[Stored entries]

--

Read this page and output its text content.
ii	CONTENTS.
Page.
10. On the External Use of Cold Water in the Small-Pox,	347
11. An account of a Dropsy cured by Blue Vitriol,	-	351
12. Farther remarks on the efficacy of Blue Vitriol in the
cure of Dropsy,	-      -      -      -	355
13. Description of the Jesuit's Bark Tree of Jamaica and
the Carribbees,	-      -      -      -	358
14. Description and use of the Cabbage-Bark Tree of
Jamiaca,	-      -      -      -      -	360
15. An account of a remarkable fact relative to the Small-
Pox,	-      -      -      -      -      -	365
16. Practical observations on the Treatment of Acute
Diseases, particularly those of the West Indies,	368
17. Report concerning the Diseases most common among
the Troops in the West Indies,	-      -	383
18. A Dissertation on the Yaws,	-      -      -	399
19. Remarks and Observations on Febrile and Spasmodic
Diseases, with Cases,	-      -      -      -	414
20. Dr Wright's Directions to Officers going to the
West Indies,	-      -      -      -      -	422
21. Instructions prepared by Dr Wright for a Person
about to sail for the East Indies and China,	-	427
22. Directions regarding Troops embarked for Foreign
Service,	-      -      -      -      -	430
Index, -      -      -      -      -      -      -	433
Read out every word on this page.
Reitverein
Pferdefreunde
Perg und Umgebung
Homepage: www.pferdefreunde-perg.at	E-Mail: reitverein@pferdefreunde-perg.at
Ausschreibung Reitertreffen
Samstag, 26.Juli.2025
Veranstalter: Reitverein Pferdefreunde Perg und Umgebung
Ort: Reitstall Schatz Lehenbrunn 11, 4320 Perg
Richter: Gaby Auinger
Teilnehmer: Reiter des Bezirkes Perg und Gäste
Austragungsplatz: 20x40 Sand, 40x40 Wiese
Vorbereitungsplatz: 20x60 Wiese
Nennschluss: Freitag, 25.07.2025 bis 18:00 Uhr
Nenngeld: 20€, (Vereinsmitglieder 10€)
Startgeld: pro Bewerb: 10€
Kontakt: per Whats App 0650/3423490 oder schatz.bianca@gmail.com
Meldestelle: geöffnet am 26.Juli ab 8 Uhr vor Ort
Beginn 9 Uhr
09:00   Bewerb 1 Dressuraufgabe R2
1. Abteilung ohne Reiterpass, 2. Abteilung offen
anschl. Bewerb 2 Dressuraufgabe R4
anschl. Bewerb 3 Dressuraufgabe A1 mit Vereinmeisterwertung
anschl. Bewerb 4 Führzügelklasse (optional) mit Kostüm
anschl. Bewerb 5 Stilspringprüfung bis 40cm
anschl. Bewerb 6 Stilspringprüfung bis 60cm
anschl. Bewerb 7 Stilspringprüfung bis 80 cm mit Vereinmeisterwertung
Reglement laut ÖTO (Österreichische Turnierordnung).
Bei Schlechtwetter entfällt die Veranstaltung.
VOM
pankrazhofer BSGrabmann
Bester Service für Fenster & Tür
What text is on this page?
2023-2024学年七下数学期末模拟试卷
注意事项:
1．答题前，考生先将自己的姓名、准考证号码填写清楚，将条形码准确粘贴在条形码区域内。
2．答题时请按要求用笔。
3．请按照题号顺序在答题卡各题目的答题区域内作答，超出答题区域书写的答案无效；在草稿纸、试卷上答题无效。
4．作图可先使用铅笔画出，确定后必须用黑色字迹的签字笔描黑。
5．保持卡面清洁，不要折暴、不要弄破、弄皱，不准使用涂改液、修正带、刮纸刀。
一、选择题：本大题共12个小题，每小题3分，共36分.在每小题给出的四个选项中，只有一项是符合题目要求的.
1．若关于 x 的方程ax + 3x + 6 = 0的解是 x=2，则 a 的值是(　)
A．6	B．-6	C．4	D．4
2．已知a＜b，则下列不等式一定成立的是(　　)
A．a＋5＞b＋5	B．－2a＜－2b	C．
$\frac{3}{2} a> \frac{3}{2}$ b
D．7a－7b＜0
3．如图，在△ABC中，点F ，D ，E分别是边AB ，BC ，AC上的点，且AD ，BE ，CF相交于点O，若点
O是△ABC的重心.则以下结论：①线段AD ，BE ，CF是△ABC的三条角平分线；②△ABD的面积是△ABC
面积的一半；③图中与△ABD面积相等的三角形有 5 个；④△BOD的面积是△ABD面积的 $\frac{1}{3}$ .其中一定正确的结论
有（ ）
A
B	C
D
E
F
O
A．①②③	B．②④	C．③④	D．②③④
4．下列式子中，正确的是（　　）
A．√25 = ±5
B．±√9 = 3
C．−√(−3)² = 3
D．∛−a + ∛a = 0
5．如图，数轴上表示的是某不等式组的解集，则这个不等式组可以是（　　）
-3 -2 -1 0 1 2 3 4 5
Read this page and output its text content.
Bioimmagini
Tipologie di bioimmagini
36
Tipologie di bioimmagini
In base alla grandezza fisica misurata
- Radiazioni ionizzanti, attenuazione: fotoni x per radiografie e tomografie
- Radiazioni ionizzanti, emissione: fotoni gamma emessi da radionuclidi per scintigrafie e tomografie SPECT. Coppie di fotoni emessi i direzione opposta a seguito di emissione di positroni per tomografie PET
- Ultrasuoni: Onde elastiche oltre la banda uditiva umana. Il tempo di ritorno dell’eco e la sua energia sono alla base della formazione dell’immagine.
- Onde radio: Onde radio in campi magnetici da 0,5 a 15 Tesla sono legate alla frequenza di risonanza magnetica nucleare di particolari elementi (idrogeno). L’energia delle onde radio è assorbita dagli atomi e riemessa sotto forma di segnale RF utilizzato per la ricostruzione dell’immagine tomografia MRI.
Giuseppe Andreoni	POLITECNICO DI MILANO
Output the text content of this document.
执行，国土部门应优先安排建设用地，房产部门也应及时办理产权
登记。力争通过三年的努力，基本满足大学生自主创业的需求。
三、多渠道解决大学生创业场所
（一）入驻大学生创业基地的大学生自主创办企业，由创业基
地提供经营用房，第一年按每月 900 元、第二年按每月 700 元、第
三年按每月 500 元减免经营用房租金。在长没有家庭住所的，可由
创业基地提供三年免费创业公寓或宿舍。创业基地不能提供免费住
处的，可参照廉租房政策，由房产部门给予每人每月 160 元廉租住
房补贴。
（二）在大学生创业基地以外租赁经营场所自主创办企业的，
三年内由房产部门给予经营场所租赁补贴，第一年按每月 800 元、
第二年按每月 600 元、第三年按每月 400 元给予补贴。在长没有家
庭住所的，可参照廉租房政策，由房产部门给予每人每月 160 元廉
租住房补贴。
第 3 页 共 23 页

--

Repeat the data verbatim.

# Expected answer
Read this page and output its text content.
ii	CONTENTS.
Page.
10. On the External Use of Cold Water in the Small-Pox,	347
11. An account of a Dropsy cured by Blue Vitriol,	-	351
12. Farther remarks on the efficacy of Blue Vitriol in the
cure of Dropsy,	-      -      -      -	355
13. Description of the Jesuit's Bark Tree of Jamaica and
the Carribbees,	-      -      -      -	358
14. Description and use of the Cabbage-Bark Tree of
Jamiaca,	-      -      -      -      -	360
15. An account of a remarkable fact relative to the Small-
Pox,	-      -      -      -      -      -	365
16. Practical observations on the Treatment of Acute
Diseases, particularly those of the West Indies,	368
17. Report concerning the Diseases most common among
the Troops in the West Indies,	-      -	383
18. A Dissertation on the Yaws,	-      -      -	399
19. Remarks and Observations on Febrile and Spasmodic
Diseases, with Cases,	-      -      -      -	414
20. Dr Wright's Directions to Officers going to the
West Indies,	-      -      -      -      -	422
21. Instructions prepared by Dr Wright for a Person
about to sail for the East Indies and China,	-	427
22. Directions regarding Troops embarked for Foreign
Service,	-      -      -      -      -	430
Index, -      -      -      -      -      -      -	433
Read out every word on this page.
Reitverein
Pferdefreunde
Perg und Umgebung
Homepage: www.pferdefreunde-perg.at	E-Mail: reitverein@pferdefreunde-perg.at
Ausschreibung Reitertreffen
Samstag, 26.Juli.2025
Veranstalter: Reitverein Pferdefreunde Perg und Umgebung
Ort: Reitstall Schatz Lehenbrunn 11, 4320 Perg
Richter: Gaby Auinger
Teilnehmer: Reiter des Bezirkes Perg und Gäste
Austragungsplatz: 20x40 Sand, 40x40 Wiese
Vorbereitungsplatz: 20x60 Wiese
Nennschluss: Freitag, 25.07.2025 bis 18:00 Uhr
Nenngeld: 20€, (Vereinsmitglieder 10€)
Startgeld: pro Bewerb: 10€
Kontakt: per Whats App 0650/3423490 oder schatz.bianca@gmail.com
Meldestelle: geöffnet am 26.Juli ab 8 Uhr vor Ort
Beginn 9 Uhr
09:00   Bewerb 1 Dressuraufgabe R2
1. Abteilung ohne Reiterpass, 2. Abteilung offen
anschl. Bewerb 2 Dressuraufgabe R4
anschl. Bewerb 3 Dressuraufgabe A1 mit Vereinmeisterwertung
anschl. Bewerb 4 Führzügelklasse (optional) mit Kostüm
anschl. Bewerb 5 Stilspringprüfung bis 40cm
anschl. Bewerb 6 Stilspringprüfung bis 60cm
anschl. Bewerb 7 Stilspringprüfung bis 80 cm mit Vereinmeisterwertung
Reglement laut ÖTO (Österreichische Turnierordnung).
Bei Schlechtwetter entfällt die Veranstaltung.
VOM
pankrazhofer BSGrabmann
Bester Service für Fenster & Tür
What text is on this page?
2023-2024学年七下数学期末模拟试卷
注意事项:
1．答题前，考生先将自己的姓名、准考证号码填写清楚，将条形码准确粘贴在条形码区域内。
2．答题时请按要求用笔。
3．请按照题号顺序在答题卡各题目的答题区域内作答，超出答题区域书写的答案无效；在草稿纸、试卷上答题无效。
4．作图可先使用铅笔画出，确定后必须用黑色字迹的签字笔描黑。
5．保持卡面清洁，不要折暴、不要弄破、弄皱，不准使用涂改液、修正带、刮纸刀。
一、选择题：本大题共12个小题，每小题3分，共36分.在每小题给出的四个选项中，只有一项是符合题目要求的.
1．若关于 x 的方程ax + 3x + 6 = 0的解是 x=2，则 a 的值是(　)
A．6	B．-6	C．4	D．4
2．已知a＜b，则下列不等式一定成立的是(　　)
A．a＋5＞b＋5	B．－2a＜－2b	C．
$\frac{3}{2} a> \frac{3}{2}$ b
D．7a－7b＜0
3．如图，在△ABC中，点F ，D ，E分别是边AB ，BC ，AC上的点，且AD ，BE ，CF相交于点O，若点
O是△ABC的重心.则以下结论：①线段AD ，BE ，CF是△ABC的三条角平分线；②△ABD的面积是△ABC
面积的一半；③图中与△ABD面积相等的三角形有 5 个；④△BOD的面积是△ABD面积的 $\frac{1}{3}$ .其中一定正确的结论
有（ ）
A
B	C
D
E
F
O
A．①②③	B．②④	C．③④	D．②③④
4．下列式子中，正确的是（　　）
A．√25 = ±5
B．±√9 = 3
C．−√(−3)² = 3
D．∛−a + ∛a = 0
5．如图，数轴上表示的是某不等式组的解集，则这个不等式组可以是（　　）
-3 -2 -1 0 1 2 3 4 5
Read this page and output its text content.
Bioimmagini
Tipologie di bioimmagini
36
Tipologie di bioimmagini
In base alla grandezza fisica misurata
- Radiazioni ionizzanti, attenuazione: fotoni x per radiografie e tomografie
- Radiazioni ionizzanti, emissione: fotoni gamma emessi da radionuclidi per scintigrafie e tomografie SPECT. Coppie di fotoni emessi i direzione opposta a seguito di emissione di positroni per tomografie PET
- Ultrasuoni: Onde elastiche oltre la banda uditiva umana. Il tempo di ritorno dell’eco e la sua energia sono alla base della formazione dell’immagine.
- Onde radio: Onde radio in campi magnetici da 0,5 a 15 Tesla sono legate alla frequenza di risonanza magnetica nucleare di particolari elementi (idrogeno). L’energia delle onde radio è assorbita dagli atomi e riemessa sotto forma di segnale RF utilizzato per la ricostruzione dell’immagine tomografia MRI.
Giuseppe Andreoni	POLITECNICO DI MILANO
Output the text content of this document.
执行，国土部门应优先安排建设用地，房产部门也应及时办理产权
登记。力争通过三年的努力，基本满足大学生自主创业的需求。
三、多渠道解决大学生创业场所
（一）入驻大学生创业基地的大学生自主创办企业，由创业基
地提供经营用房，第一年按每月 900 元、第二年按每月 700 元、第
三年按每月 500 元减免经营用房租金。在长没有家庭住所的，可由
创业基地提供三年免费创业公寓或宿舍。创业基地不能提供免费住
处的，可参照廉租房政策，由房产部门给予每人每月 160 元廉租住
房补贴。
（二）在大学生创业基地以外租赁经营场所自主创办企业的，
三年内由房产部门给予经营场所租赁补贴，第一年按每月 800 元、
第二年按每月 600 元、第三年按每月 400 元给予补贴。在长没有家
庭住所的，可参照廉租房政策，由房产部门给予每人每月 160 元廉
租住房补贴。
第 3 页 共 23 页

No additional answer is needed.